## THE TASK:
Produce an exact copy of all the data below, dropping every image.

--- --- ---

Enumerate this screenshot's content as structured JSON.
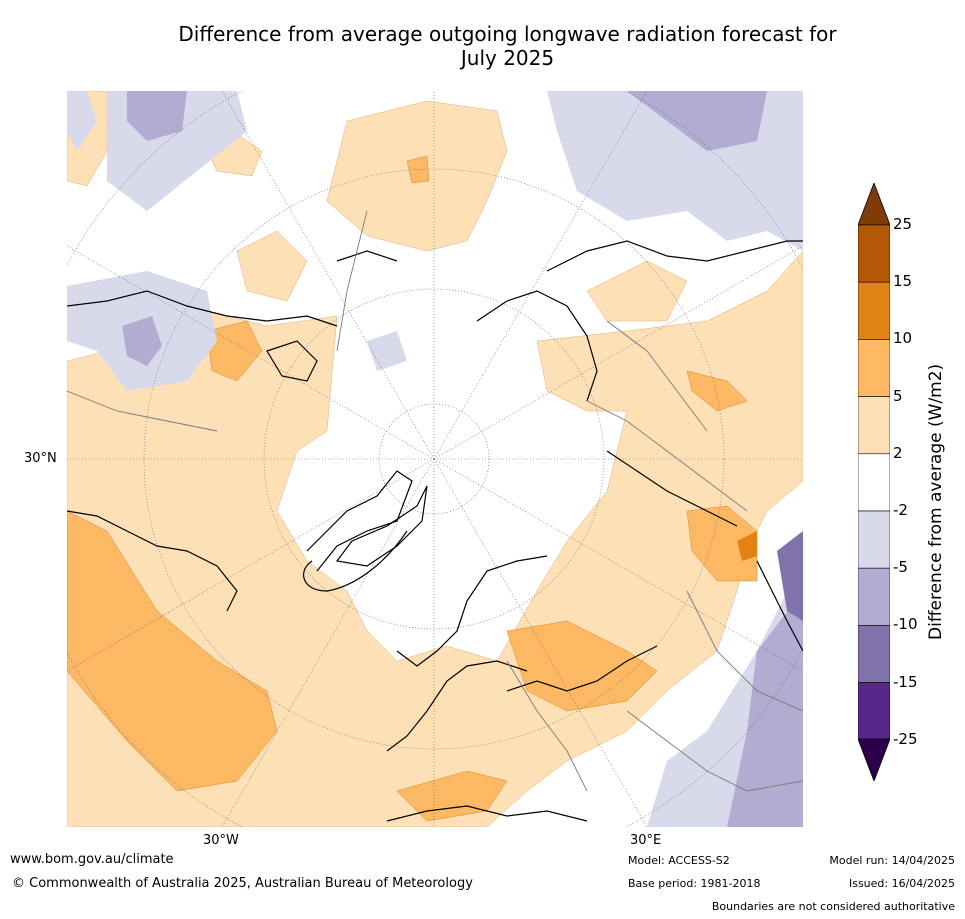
{
  "title_line1": "Difference from average outgoing longwave radiation forecast for",
  "title_line2": "July 2025",
  "map": {
    "projection": "north-polar-stereographic",
    "graticule": "dotted",
    "labels": {
      "lat_30n": "30°N",
      "lon_30w": "30°W",
      "lon_30e": "30°E"
    }
  },
  "colorbar": {
    "label": "Difference from average (W/m2)",
    "ticks": [
      "25",
      "15",
      "10",
      "5",
      "2",
      "-2",
      "-5",
      "-10",
      "-15",
      "-25"
    ],
    "bins": [
      {
        "range": ">25",
        "color": "#7f3b08"
      },
      {
        "range": "15 to 25",
        "color": "#b35806"
      },
      {
        "range": "10 to 15",
        "color": "#e08214"
      },
      {
        "range": "5 to 10",
        "color": "#fdb863"
      },
      {
        "range": "2 to 5",
        "color": "#fee0b6"
      },
      {
        "range": "-2 to 2",
        "color": "#ffffff"
      },
      {
        "range": "-5 to -2",
        "color": "#d8daeb"
      },
      {
        "range": "-10 to -5",
        "color": "#b2abd2"
      },
      {
        "range": "-15 to -10",
        "color": "#8073ac"
      },
      {
        "range": "-25 to -15",
        "color": "#542788"
      },
      {
        "range": "<-25",
        "color": "#2d004b"
      }
    ]
  },
  "footer": {
    "website": "www.bom.gov.au/climate",
    "copyright": "© Commonwealth of Australia 2025, Australian Bureau of Meteorology",
    "model": "Model: ACCESS-S2",
    "base_period": "Base period: 1981-2018",
    "model_run": "Model run: 14/04/2025",
    "issued": "Issued: 16/04/2025",
    "disclaimer": "Boundaries are not considered authoritative"
  }
}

--- --- ---

## ANSWER TO THIS EXERCISE:
Enumerate this screenshot's content as structured JSON.
{
  "title_line1": "Difference from average outgoing longwave radiation forecast for",
  "title_line2": "July 2025",
  "map": {
    "projection": "north-polar-stereographic",
    "graticule": "dotted",
    "labels": {
      "lat_30n": "30°N",
      "lon_30w": "30°W",
      "lon_30e": "30°E"
    }
  },
  "colorbar": {
    "label": "Difference from average (W/m2)",
    "ticks": [
      "25",
      "15",
      "10",
      "5",
      "2",
      "-2",
      "-5",
      "-10",
      "-15",
      "-25"
    ],
    "bins": [
      {
        "range": ">25",
        "color": "#7f3b08"
      },
      {
        "range": "15 to 25",
        "color": "#b35806"
      },
      {
        "range": "10 to 15",
        "color": "#e08214"
      },
      {
        "range": "5 to 10",
        "color": "#fdb863"
      },
      {
        "range": "2 to 5",
        "color": "#fee0b6"
      },
      {
        "range": "-2 to 2",
        "color": "#ffffff"
      },
      {
        "range": "-5 to -2",
        "color": "#d8daeb"
      },
      {
        "range": "-10 to -5",
        "color": "#b2abd2"
      },
      {
        "range": "-15 to -10",
        "color": "#8073ac"
      },
      {
        "range": "-25 to -15",
        "color": "#542788"
      },
      {
        "range": "<-25",
        "color": "#2d004b"
      }
    ]
  },
  "footer": {
    "website": "www.bom.gov.au/climate",
    "copyright": "© Commonwealth of Australia 2025, Australian Bureau of Meteorology",
    "model": "Model: ACCESS-S2",
    "base_period": "Base period: 1981-2018",
    "model_run": "Model run: 14/04/2025",
    "issued": "Issued: 16/04/2025",
    "disclaimer": "Boundaries are not considered authoritative"
  }
}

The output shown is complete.